→ **Dataset items**:
__________________________________________________
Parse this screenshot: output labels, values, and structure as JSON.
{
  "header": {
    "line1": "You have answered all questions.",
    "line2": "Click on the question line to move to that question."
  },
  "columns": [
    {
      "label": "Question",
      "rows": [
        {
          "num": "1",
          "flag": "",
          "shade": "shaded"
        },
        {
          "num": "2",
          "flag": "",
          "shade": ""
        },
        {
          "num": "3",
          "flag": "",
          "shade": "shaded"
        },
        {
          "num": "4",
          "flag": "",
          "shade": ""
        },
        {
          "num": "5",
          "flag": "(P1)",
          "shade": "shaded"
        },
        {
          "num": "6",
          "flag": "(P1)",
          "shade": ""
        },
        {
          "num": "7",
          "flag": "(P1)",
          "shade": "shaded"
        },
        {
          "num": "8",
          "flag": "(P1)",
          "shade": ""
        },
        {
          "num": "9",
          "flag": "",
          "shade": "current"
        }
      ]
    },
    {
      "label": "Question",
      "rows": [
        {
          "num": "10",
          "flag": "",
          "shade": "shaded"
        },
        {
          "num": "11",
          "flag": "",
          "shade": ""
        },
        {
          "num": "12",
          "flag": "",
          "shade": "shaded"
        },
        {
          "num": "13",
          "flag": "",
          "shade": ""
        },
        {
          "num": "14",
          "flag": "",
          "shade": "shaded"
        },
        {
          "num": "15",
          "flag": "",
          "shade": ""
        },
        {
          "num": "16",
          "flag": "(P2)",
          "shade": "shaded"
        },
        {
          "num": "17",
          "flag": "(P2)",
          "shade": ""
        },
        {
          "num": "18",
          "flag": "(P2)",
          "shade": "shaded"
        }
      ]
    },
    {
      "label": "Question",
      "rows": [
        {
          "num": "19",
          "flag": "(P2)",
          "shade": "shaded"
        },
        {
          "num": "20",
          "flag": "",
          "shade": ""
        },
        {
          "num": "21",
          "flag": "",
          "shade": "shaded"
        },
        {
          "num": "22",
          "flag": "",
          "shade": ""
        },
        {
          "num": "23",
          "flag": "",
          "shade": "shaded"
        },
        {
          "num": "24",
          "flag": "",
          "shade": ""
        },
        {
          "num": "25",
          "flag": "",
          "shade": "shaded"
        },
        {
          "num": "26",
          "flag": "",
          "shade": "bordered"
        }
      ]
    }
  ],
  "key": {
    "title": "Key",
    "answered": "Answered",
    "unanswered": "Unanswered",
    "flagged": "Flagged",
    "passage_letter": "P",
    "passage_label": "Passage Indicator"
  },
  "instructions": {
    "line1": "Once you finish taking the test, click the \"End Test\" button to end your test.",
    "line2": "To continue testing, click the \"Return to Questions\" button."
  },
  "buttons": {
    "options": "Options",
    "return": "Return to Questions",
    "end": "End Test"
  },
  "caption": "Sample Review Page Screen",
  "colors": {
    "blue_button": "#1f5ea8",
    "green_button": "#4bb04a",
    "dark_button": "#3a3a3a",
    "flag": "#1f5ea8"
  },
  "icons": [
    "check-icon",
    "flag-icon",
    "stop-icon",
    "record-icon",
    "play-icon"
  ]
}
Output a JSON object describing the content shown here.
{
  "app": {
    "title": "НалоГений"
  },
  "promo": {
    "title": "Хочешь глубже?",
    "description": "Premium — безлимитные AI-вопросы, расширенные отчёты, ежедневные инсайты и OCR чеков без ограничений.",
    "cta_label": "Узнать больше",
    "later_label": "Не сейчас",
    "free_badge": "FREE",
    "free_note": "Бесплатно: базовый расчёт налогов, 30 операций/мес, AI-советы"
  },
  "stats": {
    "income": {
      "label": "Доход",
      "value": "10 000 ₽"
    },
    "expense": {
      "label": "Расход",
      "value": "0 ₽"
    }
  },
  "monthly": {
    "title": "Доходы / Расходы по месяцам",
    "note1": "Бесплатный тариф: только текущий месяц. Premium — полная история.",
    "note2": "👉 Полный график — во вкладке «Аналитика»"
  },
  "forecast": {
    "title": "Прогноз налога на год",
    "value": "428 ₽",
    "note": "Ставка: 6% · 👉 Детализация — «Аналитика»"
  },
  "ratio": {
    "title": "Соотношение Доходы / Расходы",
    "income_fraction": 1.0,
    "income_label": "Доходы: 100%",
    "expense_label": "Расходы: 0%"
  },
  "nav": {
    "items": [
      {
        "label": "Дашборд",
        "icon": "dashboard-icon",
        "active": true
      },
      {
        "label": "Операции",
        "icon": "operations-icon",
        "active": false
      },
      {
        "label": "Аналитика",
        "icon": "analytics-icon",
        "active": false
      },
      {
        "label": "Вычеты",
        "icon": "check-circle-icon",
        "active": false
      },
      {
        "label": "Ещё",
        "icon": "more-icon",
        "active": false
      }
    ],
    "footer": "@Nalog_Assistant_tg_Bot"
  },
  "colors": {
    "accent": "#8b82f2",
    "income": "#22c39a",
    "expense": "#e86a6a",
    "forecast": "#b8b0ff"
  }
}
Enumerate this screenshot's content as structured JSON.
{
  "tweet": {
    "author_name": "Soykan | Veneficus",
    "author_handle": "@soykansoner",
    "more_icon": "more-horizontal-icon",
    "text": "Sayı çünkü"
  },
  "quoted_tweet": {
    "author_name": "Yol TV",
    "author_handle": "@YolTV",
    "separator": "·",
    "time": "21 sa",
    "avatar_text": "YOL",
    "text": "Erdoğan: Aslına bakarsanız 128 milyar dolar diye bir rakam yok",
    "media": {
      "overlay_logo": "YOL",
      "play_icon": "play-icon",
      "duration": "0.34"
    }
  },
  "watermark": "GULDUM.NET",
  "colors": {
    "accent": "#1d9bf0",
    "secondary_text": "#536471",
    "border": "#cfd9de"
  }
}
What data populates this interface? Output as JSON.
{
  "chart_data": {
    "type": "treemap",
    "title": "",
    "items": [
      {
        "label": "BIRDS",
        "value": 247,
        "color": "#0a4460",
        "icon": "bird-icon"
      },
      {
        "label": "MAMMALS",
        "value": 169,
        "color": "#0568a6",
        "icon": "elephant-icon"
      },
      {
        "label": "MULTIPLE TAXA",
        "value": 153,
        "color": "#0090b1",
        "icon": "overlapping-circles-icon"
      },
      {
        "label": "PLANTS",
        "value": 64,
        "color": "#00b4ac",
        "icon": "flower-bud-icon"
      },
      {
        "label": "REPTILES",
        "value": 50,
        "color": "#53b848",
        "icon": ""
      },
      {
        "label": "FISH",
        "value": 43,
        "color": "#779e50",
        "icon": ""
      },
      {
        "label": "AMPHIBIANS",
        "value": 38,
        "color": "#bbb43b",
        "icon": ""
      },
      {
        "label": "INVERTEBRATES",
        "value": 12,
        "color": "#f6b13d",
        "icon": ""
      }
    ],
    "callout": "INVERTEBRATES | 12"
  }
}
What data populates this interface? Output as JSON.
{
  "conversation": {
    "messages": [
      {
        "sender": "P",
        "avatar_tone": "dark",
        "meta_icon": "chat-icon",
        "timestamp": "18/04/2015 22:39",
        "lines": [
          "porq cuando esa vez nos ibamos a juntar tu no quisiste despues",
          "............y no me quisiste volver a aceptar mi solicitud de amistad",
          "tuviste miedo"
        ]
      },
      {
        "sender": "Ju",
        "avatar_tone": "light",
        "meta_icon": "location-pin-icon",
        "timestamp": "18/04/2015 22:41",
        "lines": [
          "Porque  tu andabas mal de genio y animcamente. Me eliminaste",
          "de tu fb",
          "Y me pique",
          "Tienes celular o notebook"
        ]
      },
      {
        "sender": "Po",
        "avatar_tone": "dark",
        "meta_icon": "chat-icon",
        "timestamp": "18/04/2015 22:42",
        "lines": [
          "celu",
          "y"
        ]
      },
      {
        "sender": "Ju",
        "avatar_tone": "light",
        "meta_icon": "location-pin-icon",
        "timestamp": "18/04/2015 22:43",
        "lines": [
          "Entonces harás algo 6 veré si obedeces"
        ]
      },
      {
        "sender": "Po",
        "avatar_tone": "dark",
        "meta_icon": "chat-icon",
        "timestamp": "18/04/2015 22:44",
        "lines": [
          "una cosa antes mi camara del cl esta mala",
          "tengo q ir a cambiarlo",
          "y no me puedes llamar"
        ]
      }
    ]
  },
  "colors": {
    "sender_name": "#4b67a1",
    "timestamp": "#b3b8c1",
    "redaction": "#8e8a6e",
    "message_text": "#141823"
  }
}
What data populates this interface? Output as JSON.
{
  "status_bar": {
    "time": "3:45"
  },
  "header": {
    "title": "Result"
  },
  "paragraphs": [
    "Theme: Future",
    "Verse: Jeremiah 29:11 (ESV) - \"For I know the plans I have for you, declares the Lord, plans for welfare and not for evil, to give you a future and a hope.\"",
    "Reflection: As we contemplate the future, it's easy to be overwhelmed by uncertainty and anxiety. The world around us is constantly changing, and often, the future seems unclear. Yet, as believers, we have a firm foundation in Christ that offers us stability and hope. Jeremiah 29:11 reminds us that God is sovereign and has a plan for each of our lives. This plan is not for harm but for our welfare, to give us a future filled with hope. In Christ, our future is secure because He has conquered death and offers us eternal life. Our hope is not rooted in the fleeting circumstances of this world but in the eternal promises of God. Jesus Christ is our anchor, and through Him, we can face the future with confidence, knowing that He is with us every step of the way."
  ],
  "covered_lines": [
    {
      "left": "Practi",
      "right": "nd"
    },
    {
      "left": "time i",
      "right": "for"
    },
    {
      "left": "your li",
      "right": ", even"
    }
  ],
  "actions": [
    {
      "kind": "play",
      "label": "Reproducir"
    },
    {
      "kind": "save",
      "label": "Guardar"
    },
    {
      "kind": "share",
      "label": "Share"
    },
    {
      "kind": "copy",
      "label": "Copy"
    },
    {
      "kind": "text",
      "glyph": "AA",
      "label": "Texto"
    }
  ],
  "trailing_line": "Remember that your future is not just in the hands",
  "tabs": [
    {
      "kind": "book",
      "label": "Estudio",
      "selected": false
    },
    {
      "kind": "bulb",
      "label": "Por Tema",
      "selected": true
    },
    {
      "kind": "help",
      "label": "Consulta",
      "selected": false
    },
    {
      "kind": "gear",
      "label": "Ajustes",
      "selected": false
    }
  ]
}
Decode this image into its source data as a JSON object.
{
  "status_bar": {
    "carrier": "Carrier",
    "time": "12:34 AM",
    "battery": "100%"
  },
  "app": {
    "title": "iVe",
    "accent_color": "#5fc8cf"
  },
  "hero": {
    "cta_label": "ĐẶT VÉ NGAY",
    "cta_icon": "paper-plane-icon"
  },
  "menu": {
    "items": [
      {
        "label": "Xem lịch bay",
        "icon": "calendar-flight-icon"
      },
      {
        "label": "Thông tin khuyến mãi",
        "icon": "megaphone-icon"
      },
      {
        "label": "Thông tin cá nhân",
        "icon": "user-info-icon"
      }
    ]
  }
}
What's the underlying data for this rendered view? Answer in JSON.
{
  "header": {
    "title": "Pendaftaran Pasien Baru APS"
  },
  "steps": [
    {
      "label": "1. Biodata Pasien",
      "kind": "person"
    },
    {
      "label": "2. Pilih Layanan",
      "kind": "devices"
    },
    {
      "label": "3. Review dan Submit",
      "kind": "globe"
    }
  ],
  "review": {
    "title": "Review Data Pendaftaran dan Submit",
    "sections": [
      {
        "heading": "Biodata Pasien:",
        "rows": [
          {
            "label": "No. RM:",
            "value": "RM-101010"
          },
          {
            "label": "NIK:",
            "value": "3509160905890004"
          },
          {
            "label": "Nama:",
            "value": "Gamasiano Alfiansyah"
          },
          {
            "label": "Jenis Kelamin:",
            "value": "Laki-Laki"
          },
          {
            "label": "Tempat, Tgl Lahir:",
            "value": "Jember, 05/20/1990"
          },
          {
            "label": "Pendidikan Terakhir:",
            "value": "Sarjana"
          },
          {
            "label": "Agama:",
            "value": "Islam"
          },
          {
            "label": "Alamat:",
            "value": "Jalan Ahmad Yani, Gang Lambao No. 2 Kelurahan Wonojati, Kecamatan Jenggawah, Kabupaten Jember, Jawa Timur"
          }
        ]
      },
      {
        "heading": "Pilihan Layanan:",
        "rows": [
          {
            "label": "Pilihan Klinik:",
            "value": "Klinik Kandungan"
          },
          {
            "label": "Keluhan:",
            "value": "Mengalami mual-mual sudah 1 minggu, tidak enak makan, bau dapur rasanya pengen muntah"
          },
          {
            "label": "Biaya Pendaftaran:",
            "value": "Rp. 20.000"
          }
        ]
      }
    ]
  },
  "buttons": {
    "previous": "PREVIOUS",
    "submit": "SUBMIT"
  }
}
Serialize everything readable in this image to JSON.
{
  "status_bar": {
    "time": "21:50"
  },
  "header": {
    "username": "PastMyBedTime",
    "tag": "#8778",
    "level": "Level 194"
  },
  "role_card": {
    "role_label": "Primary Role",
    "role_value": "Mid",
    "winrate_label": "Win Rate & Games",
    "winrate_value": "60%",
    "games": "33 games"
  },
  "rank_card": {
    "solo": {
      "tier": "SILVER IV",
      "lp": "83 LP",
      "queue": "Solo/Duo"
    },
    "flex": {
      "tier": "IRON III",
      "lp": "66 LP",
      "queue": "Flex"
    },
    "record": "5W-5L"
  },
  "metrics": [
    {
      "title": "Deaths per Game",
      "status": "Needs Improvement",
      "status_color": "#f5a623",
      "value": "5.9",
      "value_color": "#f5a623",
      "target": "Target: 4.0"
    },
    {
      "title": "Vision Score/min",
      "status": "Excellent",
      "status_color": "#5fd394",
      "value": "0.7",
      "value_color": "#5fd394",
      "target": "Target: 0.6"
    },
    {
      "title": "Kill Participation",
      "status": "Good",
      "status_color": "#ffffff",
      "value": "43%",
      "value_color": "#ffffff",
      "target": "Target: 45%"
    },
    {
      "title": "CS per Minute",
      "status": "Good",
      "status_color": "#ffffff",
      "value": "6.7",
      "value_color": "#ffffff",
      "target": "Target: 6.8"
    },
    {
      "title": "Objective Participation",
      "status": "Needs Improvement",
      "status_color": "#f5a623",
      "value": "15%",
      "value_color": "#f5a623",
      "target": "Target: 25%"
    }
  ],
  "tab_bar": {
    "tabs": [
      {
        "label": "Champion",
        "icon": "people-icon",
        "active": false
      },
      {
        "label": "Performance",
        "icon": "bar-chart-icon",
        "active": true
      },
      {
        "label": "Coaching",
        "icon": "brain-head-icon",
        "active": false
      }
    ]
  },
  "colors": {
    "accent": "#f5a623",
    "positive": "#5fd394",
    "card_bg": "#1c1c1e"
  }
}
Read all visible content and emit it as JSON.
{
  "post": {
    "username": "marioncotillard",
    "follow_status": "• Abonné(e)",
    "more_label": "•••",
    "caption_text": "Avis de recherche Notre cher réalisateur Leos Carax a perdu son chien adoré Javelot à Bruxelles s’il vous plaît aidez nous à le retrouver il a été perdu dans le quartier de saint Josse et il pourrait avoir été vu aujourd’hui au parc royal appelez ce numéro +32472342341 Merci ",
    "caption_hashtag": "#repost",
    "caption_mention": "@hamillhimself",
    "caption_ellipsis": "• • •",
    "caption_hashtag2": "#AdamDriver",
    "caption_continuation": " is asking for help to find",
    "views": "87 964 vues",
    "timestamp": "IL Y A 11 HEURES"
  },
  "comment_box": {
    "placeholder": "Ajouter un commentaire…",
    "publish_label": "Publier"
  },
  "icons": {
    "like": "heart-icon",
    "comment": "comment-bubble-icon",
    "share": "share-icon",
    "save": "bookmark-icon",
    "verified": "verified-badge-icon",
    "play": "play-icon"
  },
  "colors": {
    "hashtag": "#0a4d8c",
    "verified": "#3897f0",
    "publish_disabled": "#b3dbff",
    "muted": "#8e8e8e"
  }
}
__________________________________________________
→ **To be done**:
Check each line of the records for the word "Return", and show the lines that contain it.

→ **Output**:
    "line2": "To continue testing, click the \"Return to Questions\" button."
    "return": "Return to Questions",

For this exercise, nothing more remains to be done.